**WHAT THE EXERCISE ASKS**.
Repeat each line exactly as it is written.

**ENTRIES PROVIDED**.
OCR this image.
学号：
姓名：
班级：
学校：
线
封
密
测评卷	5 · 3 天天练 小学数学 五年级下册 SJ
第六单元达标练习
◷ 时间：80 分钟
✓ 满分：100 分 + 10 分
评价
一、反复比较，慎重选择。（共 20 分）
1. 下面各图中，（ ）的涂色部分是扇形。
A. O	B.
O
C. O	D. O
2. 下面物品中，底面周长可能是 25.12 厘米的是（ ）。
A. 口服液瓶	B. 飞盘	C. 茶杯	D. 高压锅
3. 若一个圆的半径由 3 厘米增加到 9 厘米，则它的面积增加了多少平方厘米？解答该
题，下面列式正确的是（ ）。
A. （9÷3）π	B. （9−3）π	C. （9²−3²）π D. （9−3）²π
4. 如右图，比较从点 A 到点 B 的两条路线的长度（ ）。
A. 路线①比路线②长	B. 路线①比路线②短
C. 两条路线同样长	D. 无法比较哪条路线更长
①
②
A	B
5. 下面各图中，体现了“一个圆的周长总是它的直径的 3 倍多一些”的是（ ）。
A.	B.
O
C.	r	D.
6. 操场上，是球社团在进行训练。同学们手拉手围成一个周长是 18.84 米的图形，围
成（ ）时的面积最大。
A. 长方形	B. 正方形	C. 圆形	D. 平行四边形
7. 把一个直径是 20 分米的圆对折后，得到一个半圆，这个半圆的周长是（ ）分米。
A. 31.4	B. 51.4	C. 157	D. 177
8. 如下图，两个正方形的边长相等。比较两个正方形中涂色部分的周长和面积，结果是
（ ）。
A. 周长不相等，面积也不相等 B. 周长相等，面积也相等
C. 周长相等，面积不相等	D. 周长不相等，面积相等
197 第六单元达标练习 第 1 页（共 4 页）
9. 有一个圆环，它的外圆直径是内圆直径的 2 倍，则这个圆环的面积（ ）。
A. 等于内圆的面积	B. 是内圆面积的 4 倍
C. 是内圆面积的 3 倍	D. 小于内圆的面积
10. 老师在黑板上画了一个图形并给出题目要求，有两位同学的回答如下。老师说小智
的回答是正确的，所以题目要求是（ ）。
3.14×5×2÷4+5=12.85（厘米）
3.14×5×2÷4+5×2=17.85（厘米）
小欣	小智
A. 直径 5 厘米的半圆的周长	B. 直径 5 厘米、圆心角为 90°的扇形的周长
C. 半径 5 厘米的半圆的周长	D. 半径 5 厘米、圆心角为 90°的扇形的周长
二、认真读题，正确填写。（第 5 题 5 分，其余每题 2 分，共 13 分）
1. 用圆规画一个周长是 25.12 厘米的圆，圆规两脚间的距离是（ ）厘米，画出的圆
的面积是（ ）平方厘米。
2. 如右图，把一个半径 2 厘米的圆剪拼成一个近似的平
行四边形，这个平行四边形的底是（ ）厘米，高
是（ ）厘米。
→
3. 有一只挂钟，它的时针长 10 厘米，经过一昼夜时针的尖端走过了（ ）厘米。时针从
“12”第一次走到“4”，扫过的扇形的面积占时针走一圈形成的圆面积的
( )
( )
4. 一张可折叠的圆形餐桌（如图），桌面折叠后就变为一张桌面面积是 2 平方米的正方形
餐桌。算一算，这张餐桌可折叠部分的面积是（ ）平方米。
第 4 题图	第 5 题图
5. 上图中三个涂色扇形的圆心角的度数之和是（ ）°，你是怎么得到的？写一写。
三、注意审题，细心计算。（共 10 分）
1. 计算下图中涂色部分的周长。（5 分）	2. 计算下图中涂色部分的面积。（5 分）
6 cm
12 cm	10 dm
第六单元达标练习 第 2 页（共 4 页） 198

**OUTPUT OF THE EXERCISE**.
OCR this image.
学号：
姓名：
班级：
学校：
线
封
密
测评卷	5 · 3 天天练 小学数学 五年级下册 SJ
第六单元达标练习
◷ 时间：80 分钟
✓ 满分：100 分 + 10 分
评价
一、反复比较，慎重选择。（共 20 分）
1. 下面各图中，（ ）的涂色部分是扇形。
A. O	B.
O
C. O	D. O
2. 下面物品中，底面周长可能是 25.12 厘米的是（ ）。
A. 口服液瓶	B. 飞盘	C. 茶杯	D. 高压锅
3. 若一个圆的半径由 3 厘米增加到 9 厘米，则它的面积增加了多少平方厘米？解答该
题，下面列式正确的是（ ）。
A. （9÷3）π	B. （9−3）π	C. （9²−3²）π D. （9−3）²π
4. 如右图，比较从点 A 到点 B 的两条路线的长度（ ）。
A. 路线①比路线②长	B. 路线①比路线②短
C. 两条路线同样长	D. 无法比较哪条路线更长
①
②
A	B
5. 下面各图中，体现了“一个圆的周长总是它的直径的 3 倍多一些”的是（ ）。
A.	B.
O
C.	r	D.
6. 操场上，是球社团在进行训练。同学们手拉手围成一个周长是 18.84 米的图形，围
成（ ）时的面积最大。
A. 长方形	B. 正方形	C. 圆形	D. 平行四边形
7. 把一个直径是 20 分米的圆对折后，得到一个半圆，这个半圆的周长是（ ）分米。
A. 31.4	B. 51.4	C. 157	D. 177
8. 如下图，两个正方形的边长相等。比较两个正方形中涂色部分的周长和面积，结果是
（ ）。
A. 周长不相等，面积也不相等 B. 周长相等，面积也相等
C. 周长相等，面积不相等	D. 周长不相等，面积相等
197 第六单元达标练习 第 1 页（共 4 页）
9. 有一个圆环，它的外圆直径是内圆直径的 2 倍，则这个圆环的面积（ ）。
A. 等于内圆的面积	B. 是内圆面积的 4 倍
C. 是内圆面积的 3 倍	D. 小于内圆的面积
10. 老师在黑板上画了一个图形并给出题目要求，有两位同学的回答如下。老师说小智
的回答是正确的，所以题目要求是（ ）。
3.14×5×2÷4+5=12.85（厘米）
3.14×5×2÷4+5×2=17.85（厘米）
小欣	小智
A. 直径 5 厘米的半圆的周长	B. 直径 5 厘米、圆心角为 90°的扇形的周长
C. 半径 5 厘米的半圆的周长	D. 半径 5 厘米、圆心角为 90°的扇形的周长
二、认真读题，正确填写。（第 5 题 5 分，其余每题 2 分，共 13 分）
1. 用圆规画一个周长是 25.12 厘米的圆，圆规两脚间的距离是（ ）厘米，画出的圆
的面积是（ ）平方厘米。
2. 如右图，把一个半径 2 厘米的圆剪拼成一个近似的平
行四边形，这个平行四边形的底是（ ）厘米，高
是（ ）厘米。
→
3. 有一只挂钟，它的时针长 10 厘米，经过一昼夜时针的尖端走过了（ ）厘米。时针从
“12”第一次走到“4”，扫过的扇形的面积占时针走一圈形成的圆面积的
( )
( )
4. 一张可折叠的圆形餐桌（如图），桌面折叠后就变为一张桌面面积是 2 平方米的正方形
餐桌。算一算，这张餐桌可折叠部分的面积是（ ）平方米。
第 4 题图	第 5 题图
5. 上图中三个涂色扇形的圆心角的度数之和是（ ）°，你是怎么得到的？写一写。
三、注意审题，细心计算。（共 10 分）
1. 计算下图中涂色部分的周长。（5 分）	2. 计算下图中涂色部分的面积。（5 分）
6 cm
12 cm	10 dm
第六单元达标练习 第 2 页（共 4 页） 198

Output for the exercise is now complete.